__SET TASK__. Repeat the lines below exactly as they appear, but leave out the images.

(Saved entries)
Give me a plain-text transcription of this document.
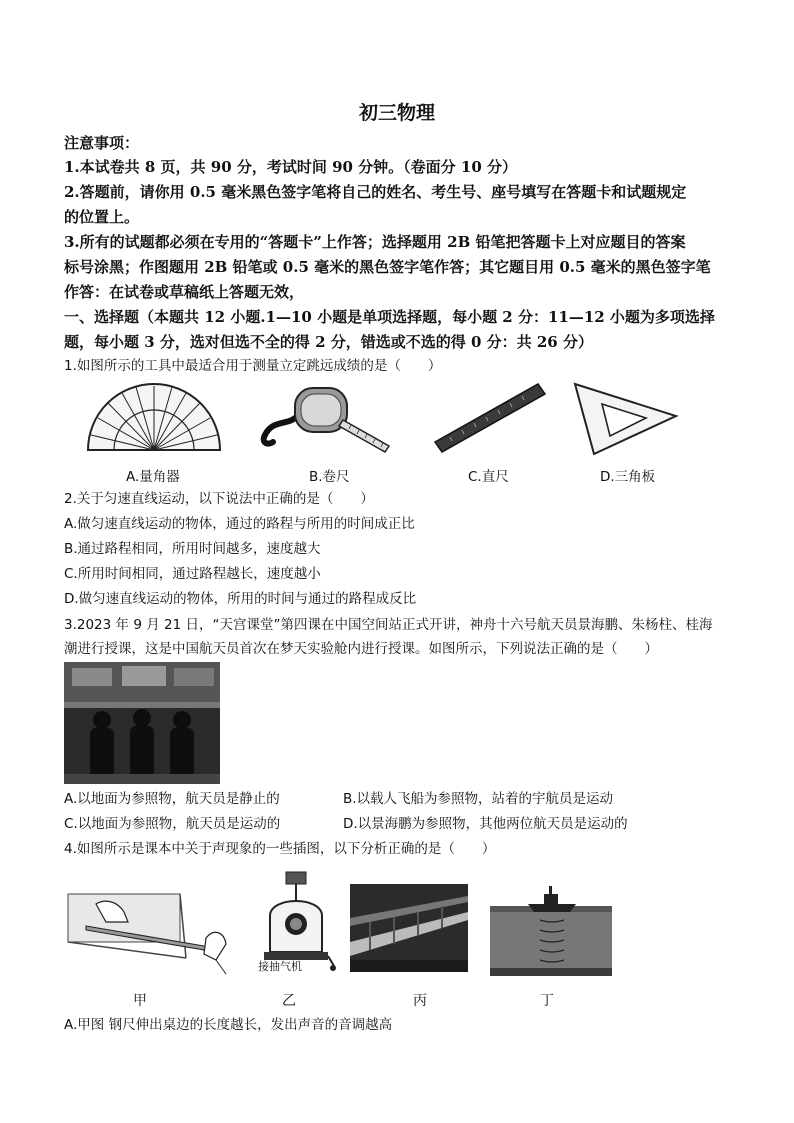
初三物理
注意事项：
1.本试卷共 8 页，共 90 分，考试时间 90 分钟。（卷面分 10 分）
2.答题前，请你用 0.5 毫米黑色签字笔将自己的姓名、考生号、座号填写在答题卡和试题规定
的位置上。
3.所有的试题都必须在专用的“答题卡”上作答；选择题用 2B 铅笔把答题卡上对应题目的答案
标号涂黑；作图题用 2B 铅笔或 0.5 毫米的黑色签字笔作答；其它题目用 0.5 毫米的黑色签字笔
作答：在试卷或草稿纸上答题无效，
一、选择题（本题共 12 小题.1—10 小题是单项选择题，每小题 2 分：11—12 小题为多项选择
题，每小题 3 分，选对但选不全的得 2 分，错选或不选的得 0 分：共 26 分）
1.如图所示的工具中最适合用于测量立定跳远成绩的是（　　）
A.量角器	B.卷尺	C.直尺	D.三角板
2.关于匀速直线运动，以下说法中正确的是（　　）
A.做匀速直线运动的物体，通过的路程与所用的时间成正比
B.通过路程相同，所用时间越多，速度越大
C.所用时间相同，通过路程越长，速度越小
D.做匀速直线运动的物体，所用的时间与通过的路程成反比
3.2023 年 9 月 21 日，“天宫课堂”第四课在中国空间站正式开讲，神舟十六号航天员景海鹏、朱杨柱、桂海
潮进行授课，这是中国航天员首次在梦天实验舱内进行授课。如图所示，下列说法正确的是（　　）
A.以地面为参照物，航天员是静止的	B.以载人飞船为参照物，站着的宇航员是运动
C.以地面为参照物，航天员是运动的	D.以景海鹏为参照物，其他两位航天员是运动的
4.如图所示是课本中关于声现象的一些插图，以下分析正确的是（　　）
接抽气机
甲	乙	丙	丁
A.甲图 钢尺伸出桌边的长度越长，发出声音的音调越高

__RESPONSE FOR THIS EXERCISE__.
Give me a plain-text transcription of this document.
初三物理
注意事项：
1.本试卷共 8 页，共 90 分，考试时间 90 分钟。（卷面分 10 分）
2.答题前，请你用 0.5 毫米黑色签字笔将自己的姓名、考生号、座号填写在答题卡和试题规定
的位置上。
3.所有的试题都必须在专用的“答题卡”上作答；选择题用 2B 铅笔把答题卡上对应题目的答案
标号涂黑；作图题用 2B 铅笔或 0.5 毫米的黑色签字笔作答；其它题目用 0.5 毫米的黑色签字笔
作答：在试卷或草稿纸上答题无效，
一、选择题（本题共 12 小题.1—10 小题是单项选择题，每小题 2 分：11—12 小题为多项选择
题，每小题 3 分，选对但选不全的得 2 分，错选或不选的得 0 分：共 26 分）
1.如图所示的工具中最适合用于测量立定跳远成绩的是（　　）
A.量角器	B.卷尺	C.直尺	D.三角板
2.关于匀速直线运动，以下说法中正确的是（　　）
A.做匀速直线运动的物体，通过的路程与所用的时间成正比
B.通过路程相同，所用时间越多，速度越大
C.所用时间相同，通过路程越长，速度越小
D.做匀速直线运动的物体，所用的时间与通过的路程成反比
3.2023 年 9 月 21 日，“天宫课堂”第四课在中国空间站正式开讲，神舟十六号航天员景海鹏、朱杨柱、桂海
潮进行授课，这是中国航天员首次在梦天实验舱内进行授课。如图所示，下列说法正确的是（　　）
A.以地面为参照物，航天员是静止的	B.以载人飞船为参照物，站着的宇航员是运动
C.以地面为参照物，航天员是运动的	D.以景海鹏为参照物，其他两位航天员是运动的
4.如图所示是课本中关于声现象的一些插图，以下分析正确的是（　　）
接抽气机
甲	乙	丙	丁
A.甲图 钢尺伸出桌边的长度越长，发出声音的音调越高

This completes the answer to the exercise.